Written task: All lines in which the word "DALI" occurs are to be extracted.

Recorded information:
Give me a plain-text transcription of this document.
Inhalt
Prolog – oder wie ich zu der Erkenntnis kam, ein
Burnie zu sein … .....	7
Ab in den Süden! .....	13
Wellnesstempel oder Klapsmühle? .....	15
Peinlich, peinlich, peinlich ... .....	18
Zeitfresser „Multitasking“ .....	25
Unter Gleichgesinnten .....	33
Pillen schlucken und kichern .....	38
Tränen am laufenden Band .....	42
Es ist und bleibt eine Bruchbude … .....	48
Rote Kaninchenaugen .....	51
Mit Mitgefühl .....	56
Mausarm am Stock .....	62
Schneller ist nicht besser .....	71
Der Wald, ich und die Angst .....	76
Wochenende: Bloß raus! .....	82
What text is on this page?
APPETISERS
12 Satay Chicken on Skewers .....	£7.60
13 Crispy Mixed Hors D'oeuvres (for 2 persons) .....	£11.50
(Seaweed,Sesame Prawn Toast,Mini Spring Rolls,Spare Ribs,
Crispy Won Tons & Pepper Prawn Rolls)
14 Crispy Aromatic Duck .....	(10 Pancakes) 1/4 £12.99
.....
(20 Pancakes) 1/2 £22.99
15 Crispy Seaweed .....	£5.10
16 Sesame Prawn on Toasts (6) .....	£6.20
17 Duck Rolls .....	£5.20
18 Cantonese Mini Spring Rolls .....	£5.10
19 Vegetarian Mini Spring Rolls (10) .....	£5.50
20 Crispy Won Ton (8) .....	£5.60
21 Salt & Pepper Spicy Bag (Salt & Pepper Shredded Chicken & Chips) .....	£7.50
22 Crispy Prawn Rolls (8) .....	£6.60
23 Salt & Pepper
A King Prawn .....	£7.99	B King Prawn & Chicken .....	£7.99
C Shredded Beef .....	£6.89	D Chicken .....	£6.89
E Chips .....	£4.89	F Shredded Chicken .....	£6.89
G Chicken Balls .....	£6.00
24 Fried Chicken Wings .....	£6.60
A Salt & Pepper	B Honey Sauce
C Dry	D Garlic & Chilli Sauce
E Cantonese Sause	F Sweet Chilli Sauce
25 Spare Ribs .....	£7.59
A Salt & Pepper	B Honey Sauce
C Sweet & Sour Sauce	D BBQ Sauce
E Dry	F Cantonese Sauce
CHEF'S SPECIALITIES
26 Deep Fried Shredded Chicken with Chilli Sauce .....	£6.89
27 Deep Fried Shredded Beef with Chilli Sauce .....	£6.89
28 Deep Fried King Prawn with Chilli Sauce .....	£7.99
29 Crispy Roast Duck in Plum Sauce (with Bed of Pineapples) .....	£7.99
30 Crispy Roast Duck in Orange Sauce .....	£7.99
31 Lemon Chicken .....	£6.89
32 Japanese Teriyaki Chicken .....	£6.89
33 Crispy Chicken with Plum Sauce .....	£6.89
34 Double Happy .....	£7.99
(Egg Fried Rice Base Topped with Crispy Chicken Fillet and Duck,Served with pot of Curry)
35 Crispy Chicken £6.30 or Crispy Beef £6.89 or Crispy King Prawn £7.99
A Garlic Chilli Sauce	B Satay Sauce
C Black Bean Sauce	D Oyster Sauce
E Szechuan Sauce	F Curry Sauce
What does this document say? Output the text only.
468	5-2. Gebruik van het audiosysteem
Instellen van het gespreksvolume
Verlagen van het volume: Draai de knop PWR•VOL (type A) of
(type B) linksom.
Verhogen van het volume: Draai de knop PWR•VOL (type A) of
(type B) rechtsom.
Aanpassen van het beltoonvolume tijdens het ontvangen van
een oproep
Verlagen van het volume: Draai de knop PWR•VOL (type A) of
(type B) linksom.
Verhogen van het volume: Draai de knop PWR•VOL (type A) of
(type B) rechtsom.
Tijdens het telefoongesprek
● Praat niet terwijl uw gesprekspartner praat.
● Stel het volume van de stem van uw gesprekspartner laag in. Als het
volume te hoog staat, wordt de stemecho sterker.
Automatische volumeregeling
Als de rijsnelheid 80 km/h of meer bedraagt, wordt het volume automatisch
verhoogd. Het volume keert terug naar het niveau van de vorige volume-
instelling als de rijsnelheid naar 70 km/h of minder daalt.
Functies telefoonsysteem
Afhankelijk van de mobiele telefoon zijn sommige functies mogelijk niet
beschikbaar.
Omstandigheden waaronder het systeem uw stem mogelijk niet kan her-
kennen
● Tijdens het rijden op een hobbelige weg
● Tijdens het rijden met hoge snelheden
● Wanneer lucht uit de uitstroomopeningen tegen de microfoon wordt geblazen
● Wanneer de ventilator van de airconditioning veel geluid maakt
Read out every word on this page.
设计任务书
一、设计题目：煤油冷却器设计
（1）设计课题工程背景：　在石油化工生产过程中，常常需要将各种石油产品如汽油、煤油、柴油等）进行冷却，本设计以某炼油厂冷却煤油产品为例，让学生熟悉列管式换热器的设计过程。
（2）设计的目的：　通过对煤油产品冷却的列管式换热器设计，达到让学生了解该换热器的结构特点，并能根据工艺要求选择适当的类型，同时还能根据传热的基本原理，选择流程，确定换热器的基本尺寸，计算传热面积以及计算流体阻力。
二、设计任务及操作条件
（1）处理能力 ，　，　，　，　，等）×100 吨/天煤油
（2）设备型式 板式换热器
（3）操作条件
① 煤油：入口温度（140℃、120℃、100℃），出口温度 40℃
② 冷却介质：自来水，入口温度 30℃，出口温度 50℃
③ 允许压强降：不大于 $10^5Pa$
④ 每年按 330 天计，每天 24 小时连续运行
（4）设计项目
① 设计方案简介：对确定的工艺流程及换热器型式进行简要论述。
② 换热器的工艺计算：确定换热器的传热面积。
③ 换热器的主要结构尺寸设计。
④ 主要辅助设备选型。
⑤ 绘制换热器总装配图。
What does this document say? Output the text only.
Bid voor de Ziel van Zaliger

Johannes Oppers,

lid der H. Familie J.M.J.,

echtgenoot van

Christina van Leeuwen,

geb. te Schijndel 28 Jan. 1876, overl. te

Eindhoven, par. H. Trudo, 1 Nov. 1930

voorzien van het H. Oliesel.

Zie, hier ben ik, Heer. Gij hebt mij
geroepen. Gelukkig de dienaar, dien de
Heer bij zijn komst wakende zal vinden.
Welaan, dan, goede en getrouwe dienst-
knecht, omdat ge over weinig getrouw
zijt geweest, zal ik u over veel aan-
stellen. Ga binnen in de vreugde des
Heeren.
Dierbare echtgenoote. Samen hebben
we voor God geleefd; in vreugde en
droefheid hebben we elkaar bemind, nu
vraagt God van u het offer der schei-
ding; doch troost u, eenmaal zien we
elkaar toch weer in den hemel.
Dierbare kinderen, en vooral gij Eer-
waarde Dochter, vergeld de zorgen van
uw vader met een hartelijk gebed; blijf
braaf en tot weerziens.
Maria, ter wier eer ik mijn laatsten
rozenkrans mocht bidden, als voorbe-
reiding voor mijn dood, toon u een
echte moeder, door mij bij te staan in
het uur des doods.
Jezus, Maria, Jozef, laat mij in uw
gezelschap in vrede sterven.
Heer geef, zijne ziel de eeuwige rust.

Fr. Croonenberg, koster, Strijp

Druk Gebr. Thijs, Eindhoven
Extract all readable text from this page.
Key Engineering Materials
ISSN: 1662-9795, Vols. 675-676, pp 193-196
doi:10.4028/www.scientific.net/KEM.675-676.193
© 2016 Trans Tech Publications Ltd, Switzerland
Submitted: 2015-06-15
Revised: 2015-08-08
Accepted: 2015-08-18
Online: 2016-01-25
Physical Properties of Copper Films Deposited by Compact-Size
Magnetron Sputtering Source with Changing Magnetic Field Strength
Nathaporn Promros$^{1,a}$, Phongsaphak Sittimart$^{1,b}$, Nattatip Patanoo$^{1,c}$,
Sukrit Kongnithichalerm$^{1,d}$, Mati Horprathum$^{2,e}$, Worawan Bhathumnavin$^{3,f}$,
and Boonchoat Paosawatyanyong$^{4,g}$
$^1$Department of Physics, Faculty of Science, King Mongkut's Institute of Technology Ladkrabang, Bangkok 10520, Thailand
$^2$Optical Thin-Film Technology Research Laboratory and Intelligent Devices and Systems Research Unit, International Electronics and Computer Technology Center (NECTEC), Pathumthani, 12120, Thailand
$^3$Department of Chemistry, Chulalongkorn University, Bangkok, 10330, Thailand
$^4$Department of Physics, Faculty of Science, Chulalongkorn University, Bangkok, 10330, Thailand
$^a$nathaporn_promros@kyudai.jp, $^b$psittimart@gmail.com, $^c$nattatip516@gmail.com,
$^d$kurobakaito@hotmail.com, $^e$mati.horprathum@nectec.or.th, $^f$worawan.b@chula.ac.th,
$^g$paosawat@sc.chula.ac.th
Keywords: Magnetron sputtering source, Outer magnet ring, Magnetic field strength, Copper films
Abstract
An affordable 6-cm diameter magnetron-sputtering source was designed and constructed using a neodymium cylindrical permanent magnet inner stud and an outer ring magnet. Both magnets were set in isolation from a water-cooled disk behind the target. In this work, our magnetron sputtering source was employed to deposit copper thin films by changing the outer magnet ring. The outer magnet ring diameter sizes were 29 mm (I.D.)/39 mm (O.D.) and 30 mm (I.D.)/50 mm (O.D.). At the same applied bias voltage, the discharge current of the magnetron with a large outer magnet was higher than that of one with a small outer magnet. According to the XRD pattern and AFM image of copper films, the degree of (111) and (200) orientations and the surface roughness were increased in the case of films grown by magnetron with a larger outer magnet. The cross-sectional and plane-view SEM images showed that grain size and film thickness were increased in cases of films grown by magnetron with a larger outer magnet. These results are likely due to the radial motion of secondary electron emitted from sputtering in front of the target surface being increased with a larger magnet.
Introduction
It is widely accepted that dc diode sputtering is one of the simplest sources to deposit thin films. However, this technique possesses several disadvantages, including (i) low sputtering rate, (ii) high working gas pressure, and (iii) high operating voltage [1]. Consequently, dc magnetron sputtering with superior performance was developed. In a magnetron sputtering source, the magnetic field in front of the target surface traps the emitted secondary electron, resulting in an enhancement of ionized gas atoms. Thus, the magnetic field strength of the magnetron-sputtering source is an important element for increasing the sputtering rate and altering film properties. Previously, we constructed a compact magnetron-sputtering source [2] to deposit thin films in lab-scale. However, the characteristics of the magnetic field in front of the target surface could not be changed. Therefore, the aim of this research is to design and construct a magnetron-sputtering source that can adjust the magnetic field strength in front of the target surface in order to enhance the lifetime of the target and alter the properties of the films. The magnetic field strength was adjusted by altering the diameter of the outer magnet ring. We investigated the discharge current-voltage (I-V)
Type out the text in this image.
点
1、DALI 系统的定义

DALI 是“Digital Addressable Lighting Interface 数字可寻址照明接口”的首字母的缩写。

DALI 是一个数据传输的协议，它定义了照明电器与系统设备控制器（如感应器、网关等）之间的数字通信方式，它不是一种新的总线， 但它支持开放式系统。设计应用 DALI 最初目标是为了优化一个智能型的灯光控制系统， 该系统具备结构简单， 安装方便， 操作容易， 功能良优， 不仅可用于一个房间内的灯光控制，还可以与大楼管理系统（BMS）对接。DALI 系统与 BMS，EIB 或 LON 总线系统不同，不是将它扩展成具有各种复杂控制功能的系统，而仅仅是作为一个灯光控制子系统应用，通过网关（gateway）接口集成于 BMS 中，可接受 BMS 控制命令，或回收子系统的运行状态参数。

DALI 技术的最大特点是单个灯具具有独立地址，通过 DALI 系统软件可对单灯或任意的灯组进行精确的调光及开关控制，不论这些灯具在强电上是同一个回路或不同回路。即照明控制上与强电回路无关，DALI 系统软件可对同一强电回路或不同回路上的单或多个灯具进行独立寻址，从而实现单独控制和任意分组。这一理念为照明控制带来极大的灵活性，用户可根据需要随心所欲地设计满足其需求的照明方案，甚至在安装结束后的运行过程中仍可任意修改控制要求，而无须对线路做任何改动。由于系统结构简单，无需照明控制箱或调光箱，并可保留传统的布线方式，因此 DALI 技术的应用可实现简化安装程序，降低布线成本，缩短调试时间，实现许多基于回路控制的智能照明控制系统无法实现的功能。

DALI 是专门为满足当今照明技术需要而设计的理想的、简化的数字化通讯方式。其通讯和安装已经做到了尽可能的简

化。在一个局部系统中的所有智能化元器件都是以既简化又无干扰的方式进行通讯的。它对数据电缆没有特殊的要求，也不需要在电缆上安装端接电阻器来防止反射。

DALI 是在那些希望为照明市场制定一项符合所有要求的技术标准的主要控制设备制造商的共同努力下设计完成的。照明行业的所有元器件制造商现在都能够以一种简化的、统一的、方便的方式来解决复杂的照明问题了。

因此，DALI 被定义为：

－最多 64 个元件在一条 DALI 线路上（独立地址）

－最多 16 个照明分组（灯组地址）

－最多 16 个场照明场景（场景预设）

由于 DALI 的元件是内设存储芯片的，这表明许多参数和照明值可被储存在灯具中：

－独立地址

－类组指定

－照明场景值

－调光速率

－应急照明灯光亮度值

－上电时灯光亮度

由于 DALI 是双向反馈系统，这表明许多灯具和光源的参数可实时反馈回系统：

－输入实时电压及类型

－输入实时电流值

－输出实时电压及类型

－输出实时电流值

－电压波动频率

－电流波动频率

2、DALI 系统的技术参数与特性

Result:
1、DALI 系统的定义
DALI 是“Digital Addressable Lighting Interface 数字可寻址照明接口”的首字母的缩写。
DALI 是一个数据传输的协议，它定义了照明电器与系统设备控制器（如感应器、网关等）之间的数字通信方式，它不是一种新的总线， 但它支持开放式系统。设计应用 DALI 最初目标是为了优化一个智能型的灯光控制系统， 该系统具备结构简单， 安装方便， 操作容易， 功能良优， 不仅可用于一个房间内的灯光控制，还可以与大楼管理系统（BMS）对接。DALI 系统与 BMS，EIB 或 LON 总线系统不同，不是将它扩展成具有各种复杂控制功能的系统，而仅仅是作为一个灯光控制子系统应用，通过网关（gateway）接口集成于 BMS 中，可接受 BMS 控制命令，或回收子系统的运行状态参数。
DALI 技术的最大特点是单个灯具具有独立地址，通过 DALI 系统软件可对单灯或任意的灯组进行精确的调光及开关控制，不论这些灯具在强电上是同一个回路或不同回路。即照明控制上与强电回路无关，DALI 系统软件可对同一强电回路或不同回路上的单或多个灯具进行独立寻址，从而实现单独控制和任意分组。这一理念为照明控制带来极大的灵活性，用户可根据需要随心所欲地设计满足其需求的照明方案，甚至在安装结束后的运行过程中仍可任意修改控制要求，而无须对线路做任何改动。由于系统结构简单，无需照明控制箱或调光箱，并可保留传统的布线方式，因此 DALI 技术的应用可实现简化安装程序，降低布线成本，缩短调试时间，实现许多基于回路控制的智能照明控制系统无法实现的功能。
DALI 是专门为满足当今照明技术需要而设计的理想的、简化的数字化通讯方式。其通讯和安装已经做到了尽可能的简
DALI 是在那些希望为照明市场制定一项符合所有要求的技术标准的主要控制设备制造商的共同努力下设计完成的。照明行业的所有元器件制造商现在都能够以一种简化的、统一的、方便的方式来解决复杂的照明问题了。
因此，DALI 被定义为：
－最多 64 个元件在一条 DALI 线路上（独立地址）
由于 DALI 的元件是内设存储芯片的，这表明许多参数和照明值可被储存在灯具中：
由于 DALI 是双向反馈系统，这表明许多灯具和光源的参数可实时反馈回系统：
2、DALI 系统的技术参数与特性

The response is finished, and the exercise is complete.